§ **Stored records**
§

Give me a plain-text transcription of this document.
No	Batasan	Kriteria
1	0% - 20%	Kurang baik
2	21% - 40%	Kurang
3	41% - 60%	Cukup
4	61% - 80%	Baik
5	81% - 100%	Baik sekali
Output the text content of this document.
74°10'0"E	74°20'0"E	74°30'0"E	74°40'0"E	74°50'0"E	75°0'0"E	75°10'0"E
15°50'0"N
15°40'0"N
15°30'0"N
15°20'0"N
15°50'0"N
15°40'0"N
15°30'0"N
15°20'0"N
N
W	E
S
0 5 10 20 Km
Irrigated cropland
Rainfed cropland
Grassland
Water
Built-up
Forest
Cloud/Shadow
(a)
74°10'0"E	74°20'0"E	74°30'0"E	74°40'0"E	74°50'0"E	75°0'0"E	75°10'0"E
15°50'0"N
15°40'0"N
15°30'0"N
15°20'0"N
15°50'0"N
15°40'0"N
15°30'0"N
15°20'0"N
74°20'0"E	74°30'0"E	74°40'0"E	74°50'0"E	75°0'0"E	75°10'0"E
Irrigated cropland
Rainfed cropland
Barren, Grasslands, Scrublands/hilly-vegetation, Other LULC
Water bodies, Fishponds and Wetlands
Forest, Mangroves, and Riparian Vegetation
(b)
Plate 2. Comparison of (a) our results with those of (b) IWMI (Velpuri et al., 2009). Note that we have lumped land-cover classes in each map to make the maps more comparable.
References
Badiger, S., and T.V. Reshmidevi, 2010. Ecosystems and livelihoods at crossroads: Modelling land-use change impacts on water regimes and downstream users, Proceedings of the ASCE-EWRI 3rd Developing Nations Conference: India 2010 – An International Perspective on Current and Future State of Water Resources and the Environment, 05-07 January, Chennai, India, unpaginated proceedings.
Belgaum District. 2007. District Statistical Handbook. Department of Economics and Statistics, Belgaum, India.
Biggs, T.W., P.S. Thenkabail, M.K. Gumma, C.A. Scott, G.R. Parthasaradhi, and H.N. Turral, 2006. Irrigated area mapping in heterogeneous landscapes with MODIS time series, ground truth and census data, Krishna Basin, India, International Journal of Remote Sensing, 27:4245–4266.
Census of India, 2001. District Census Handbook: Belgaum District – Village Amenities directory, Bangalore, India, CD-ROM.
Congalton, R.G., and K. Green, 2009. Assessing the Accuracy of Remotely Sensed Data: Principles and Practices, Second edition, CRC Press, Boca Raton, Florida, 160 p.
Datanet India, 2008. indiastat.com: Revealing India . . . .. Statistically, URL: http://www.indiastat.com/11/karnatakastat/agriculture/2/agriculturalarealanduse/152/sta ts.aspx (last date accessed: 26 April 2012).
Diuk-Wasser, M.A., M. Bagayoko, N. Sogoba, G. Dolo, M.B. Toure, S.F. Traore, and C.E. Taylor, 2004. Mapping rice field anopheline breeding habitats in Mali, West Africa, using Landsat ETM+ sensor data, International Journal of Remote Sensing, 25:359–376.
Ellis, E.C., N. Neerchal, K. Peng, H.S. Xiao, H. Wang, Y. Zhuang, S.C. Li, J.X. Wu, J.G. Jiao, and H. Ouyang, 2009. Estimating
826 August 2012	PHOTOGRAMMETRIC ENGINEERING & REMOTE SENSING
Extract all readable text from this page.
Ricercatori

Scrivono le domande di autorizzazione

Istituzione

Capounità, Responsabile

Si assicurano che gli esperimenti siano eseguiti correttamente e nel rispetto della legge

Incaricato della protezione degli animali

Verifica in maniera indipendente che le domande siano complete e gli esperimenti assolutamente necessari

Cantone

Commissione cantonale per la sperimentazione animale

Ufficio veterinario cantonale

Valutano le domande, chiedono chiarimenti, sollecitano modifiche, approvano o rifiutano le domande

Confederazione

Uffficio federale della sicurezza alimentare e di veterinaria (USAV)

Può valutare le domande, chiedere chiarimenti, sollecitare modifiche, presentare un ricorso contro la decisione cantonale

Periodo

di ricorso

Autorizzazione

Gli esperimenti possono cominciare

§

§ **Exercise instructions**
Write all of the records out again exactly.

§ **Response for this exercise**
Give me a plain-text transcription of this document.
No	Batasan	Kriteria
1	0% - 20%	Kurang baik
2	21% - 40%	Kurang
3	41% - 60%	Cukup
4	61% - 80%	Baik
5	81% - 100%	Baik sekali
Output the text content of this document.
74°10'0"E	74°20'0"E	74°30'0"E	74°40'0"E	74°50'0"E	75°0'0"E	75°10'0"E
15°50'0"N
15°40'0"N
15°30'0"N
15°20'0"N
15°50'0"N
15°40'0"N
15°30'0"N
15°20'0"N
N
W	E
S
0 5 10 20 Km
Irrigated cropland
Rainfed cropland
Grassland
Water
Built-up
Forest
Cloud/Shadow
(a)
74°10'0"E	74°20'0"E	74°30'0"E	74°40'0"E	74°50'0"E	75°0'0"E	75°10'0"E
15°50'0"N
15°40'0"N
15°30'0"N
15°20'0"N
15°50'0"N
15°40'0"N
15°30'0"N
15°20'0"N
74°20'0"E	74°30'0"E	74°40'0"E	74°50'0"E	75°0'0"E	75°10'0"E
Irrigated cropland
Rainfed cropland
Barren, Grasslands, Scrublands/hilly-vegetation, Other LULC
Water bodies, Fishponds and Wetlands
Forest, Mangroves, and Riparian Vegetation
(b)
Plate 2. Comparison of (a) our results with those of (b) IWMI (Velpuri et al., 2009). Note that we have lumped land-cover classes in each map to make the maps more comparable.
References
Badiger, S., and T.V. Reshmidevi, 2010. Ecosystems and livelihoods at crossroads: Modelling land-use change impacts on water regimes and downstream users, Proceedings of the ASCE-EWRI 3rd Developing Nations Conference: India 2010 – An International Perspective on Current and Future State of Water Resources and the Environment, 05-07 January, Chennai, India, unpaginated proceedings.
Belgaum District. 2007. District Statistical Handbook. Department of Economics and Statistics, Belgaum, India.
Biggs, T.W., P.S. Thenkabail, M.K. Gumma, C.A. Scott, G.R. Parthasaradhi, and H.N. Turral, 2006. Irrigated area mapping in heterogeneous landscapes with MODIS time series, ground truth and census data, Krishna Basin, India, International Journal of Remote Sensing, 27:4245–4266.
Census of India, 2001. District Census Handbook: Belgaum District – Village Amenities directory, Bangalore, India, CD-ROM.
Congalton, R.G., and K. Green, 2009. Assessing the Accuracy of Remotely Sensed Data: Principles and Practices, Second edition, CRC Press, Boca Raton, Florida, 160 p.
Datanet India, 2008. indiastat.com: Revealing India . . . .. Statistically, URL: http://www.indiastat.com/11/karnatakastat/agriculture/2/agriculturalarealanduse/152/sta ts.aspx (last date accessed: 26 April 2012).
Diuk-Wasser, M.A., M. Bagayoko, N. Sogoba, G. Dolo, M.B. Toure, S.F. Traore, and C.E. Taylor, 2004. Mapping rice field anopheline breeding habitats in Mali, West Africa, using Landsat ETM+ sensor data, International Journal of Remote Sensing, 25:359–376.
Ellis, E.C., N. Neerchal, K. Peng, H.S. Xiao, H. Wang, Y. Zhuang, S.C. Li, J.X. Wu, J.G. Jiao, and H. Ouyang, 2009. Estimating
826 August 2012	PHOTOGRAMMETRIC ENGINEERING & REMOTE SENSING
Extract all readable text from this page.
Ricercatori

Scrivono le domande di autorizzazione

Istituzione

Capounità, Responsabile

Si assicurano che gli esperimenti siano eseguiti correttamente e nel rispetto della legge

Incaricato della protezione degli animali

Verifica in maniera indipendente che le domande siano complete e gli esperimenti assolutamente necessari

Cantone

Commissione cantonale per la sperimentazione animale

Ufficio veterinario cantonale

Valutano le domande, chiedono chiarimenti, sollecitano modifiche, approvano o rifiutano le domande

Confederazione

Uffficio federale della sicurezza alimentare e di veterinaria (USAV)

Può valutare le domande, chiedere chiarimenti, sollecitare modifiche, presentare un ricorso contro la decisione cantonale

Periodo

di ricorso

Autorizzazione

Gli esperimenti possono cominciare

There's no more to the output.